Textauszug:
Amity Gaige:
Schroders Schweigen

Amity Gaige: Schroders Schweigen
»Was folgt, ist ein Bericht darüber, wo Meadow und ich seit unserem Verschwinden gewesen sind. Mein Anwalt sagt, ich soll die ganze Geschichte erzählen. wo wir waren, was wir gemacht haben, wem wir begegnet sind usw.«

Als Meadow drei ist, bringt Eric seiner Tochter das Lesen bei. Die beiden haben einen Geheimcode und eine blühende Fantasie. Nun ist Meadow sechs, und seit der Trennung von seiner Frau sieht Eric seine Tochter immer seltener. Mitten in einem erbitterten Kampf um das Sorgerecht, krank vor Sehnsucht nach Meadow, setzt Eric sich an einem Besuchstag mit dem Mädchen ins Auto und fährt einfach los, immer weiter, bis der kleine Ausflug mehr und mehr zur Flucht gerät – der zweiten in seinem Leben.

Gespeicherte Daten:
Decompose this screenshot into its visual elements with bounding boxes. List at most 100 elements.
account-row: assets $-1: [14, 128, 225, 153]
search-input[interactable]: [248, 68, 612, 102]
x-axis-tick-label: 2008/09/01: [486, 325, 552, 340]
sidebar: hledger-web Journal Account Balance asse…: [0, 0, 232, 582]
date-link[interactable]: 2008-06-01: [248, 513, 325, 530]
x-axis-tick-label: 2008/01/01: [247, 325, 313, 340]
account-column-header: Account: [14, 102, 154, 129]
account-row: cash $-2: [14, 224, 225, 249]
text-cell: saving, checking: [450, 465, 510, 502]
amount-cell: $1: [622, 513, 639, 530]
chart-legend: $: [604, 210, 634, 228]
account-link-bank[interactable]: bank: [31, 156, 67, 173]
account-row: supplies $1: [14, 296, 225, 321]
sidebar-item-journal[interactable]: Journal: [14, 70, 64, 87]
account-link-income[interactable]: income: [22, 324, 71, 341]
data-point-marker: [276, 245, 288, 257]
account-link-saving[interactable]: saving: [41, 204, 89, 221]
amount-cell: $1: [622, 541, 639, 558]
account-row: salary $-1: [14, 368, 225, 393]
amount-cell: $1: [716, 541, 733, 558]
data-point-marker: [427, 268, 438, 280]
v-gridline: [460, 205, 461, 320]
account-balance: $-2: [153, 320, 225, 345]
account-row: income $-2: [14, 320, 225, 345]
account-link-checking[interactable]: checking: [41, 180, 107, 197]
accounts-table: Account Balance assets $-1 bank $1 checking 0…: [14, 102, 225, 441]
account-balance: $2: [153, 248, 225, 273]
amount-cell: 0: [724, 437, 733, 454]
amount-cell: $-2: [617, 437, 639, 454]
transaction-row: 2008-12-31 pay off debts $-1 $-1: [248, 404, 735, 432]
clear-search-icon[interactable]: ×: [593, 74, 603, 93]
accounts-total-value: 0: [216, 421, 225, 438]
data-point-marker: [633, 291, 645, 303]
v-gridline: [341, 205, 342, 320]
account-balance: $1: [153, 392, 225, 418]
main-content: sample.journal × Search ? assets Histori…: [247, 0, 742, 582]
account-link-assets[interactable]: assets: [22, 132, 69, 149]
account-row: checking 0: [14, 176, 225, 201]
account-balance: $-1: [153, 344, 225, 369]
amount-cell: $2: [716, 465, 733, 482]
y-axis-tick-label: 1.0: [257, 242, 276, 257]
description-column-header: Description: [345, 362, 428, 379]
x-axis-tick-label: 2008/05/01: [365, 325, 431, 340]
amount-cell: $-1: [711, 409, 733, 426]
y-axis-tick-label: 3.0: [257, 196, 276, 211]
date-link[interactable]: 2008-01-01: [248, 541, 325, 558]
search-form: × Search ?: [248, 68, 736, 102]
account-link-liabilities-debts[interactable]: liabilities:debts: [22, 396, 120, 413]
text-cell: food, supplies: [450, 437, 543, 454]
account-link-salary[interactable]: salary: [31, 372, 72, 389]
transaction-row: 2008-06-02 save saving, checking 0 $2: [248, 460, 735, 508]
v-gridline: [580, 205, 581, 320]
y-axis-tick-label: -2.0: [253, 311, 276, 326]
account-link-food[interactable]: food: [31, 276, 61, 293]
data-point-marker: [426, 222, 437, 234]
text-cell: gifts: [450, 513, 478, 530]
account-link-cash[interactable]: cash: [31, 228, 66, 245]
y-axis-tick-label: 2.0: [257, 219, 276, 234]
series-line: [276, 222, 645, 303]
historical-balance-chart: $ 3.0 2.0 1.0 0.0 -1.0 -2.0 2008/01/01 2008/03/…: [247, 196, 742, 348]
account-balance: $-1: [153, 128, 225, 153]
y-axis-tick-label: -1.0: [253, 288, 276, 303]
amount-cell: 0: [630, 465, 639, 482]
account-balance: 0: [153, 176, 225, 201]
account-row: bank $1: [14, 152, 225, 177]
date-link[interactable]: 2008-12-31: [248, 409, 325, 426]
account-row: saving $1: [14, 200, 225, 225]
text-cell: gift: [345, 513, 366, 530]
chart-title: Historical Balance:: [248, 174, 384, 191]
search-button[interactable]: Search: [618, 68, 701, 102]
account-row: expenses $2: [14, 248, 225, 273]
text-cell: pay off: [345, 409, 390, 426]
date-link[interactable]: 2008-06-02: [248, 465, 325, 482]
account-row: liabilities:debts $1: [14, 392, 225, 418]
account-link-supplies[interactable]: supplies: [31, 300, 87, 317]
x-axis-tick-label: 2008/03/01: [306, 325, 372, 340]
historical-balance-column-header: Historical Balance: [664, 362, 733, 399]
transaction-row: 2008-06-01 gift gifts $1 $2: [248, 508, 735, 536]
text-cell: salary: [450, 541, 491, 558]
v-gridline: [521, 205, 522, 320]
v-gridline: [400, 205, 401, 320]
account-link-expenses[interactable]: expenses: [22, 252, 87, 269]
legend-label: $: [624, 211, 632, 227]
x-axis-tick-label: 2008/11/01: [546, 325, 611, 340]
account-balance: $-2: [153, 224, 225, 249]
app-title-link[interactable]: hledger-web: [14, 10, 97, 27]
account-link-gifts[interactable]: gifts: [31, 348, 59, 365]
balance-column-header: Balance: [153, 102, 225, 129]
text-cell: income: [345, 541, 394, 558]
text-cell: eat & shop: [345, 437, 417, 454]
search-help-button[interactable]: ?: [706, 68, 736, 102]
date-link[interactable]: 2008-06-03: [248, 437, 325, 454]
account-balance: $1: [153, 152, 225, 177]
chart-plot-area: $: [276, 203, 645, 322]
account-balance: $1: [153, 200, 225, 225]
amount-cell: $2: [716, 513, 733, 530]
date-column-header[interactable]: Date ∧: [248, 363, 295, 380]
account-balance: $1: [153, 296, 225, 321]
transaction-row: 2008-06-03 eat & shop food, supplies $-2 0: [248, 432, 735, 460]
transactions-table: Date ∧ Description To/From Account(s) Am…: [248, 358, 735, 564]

Den Text erkunden:
#1 Geben Sie den Absatz im Textauszug, der mit »Als Meadow drei ist« beginnt, als kurze Stichpunktliste wieder und behalten Sie dabei die wichtigsten Fakten bei.
#2 Führen Sie den Textauszug über Erics Fahrt mit seiner Tochter Meadow nach seinem letzten Satz mit einigen weiteren Sätzen fort.

Lösungen:
#1
- Mit drei Jahren lernt Meadow von ihrem Vater Eric das Lesen.
- Vater und Tochter haben einen Geheimcode und viel Fantasie.
- Meadow ist jetzt sechs; seit der Trennung von seiner Frau sieht Eric sie immer seltener.
- Es läuft ein erbitterter Kampf um das Sorgerecht, und Eric sehnt sich sehr nach Meadow.
- An einem Besuchstag fährt er mit ihr im Auto einfach los.
- Aus dem kleinen Ausflug wird nach und nach eine Flucht, für Eric die zweite in seinem Leben.

#2
Denn niemand weiß, dass er zwei Identitäten hat: die Erik Schroders, des Immigranten aus der DDR, und die Eric Kennedys mit der frei erfundenen amerikanischen Biografie. Erst im Gefängnis bricht Eric sein Schweigen.

Als fünfjähriger Junge war er gemeinsam mit seinem Vater aus Ost-Berlin in den Westen geflüchtet, später weiter in die USA, die Mutter blieb in der DDR zurück. Als Teenager erkennt Erik eine verhängnisvolle Möglichkeit, die ihm seine neue amerikanische Heimat bietet: Er kann sich selbst neu erfinden. Und so wird aus Erik Schroder über Nacht Erik Kennedy, der selbstbewusste Draufgänger, der sein Gegenüber gern in dem Glauben lässt, dass er entfernt verwandt ist mit dem legendären Kennedy-Clan.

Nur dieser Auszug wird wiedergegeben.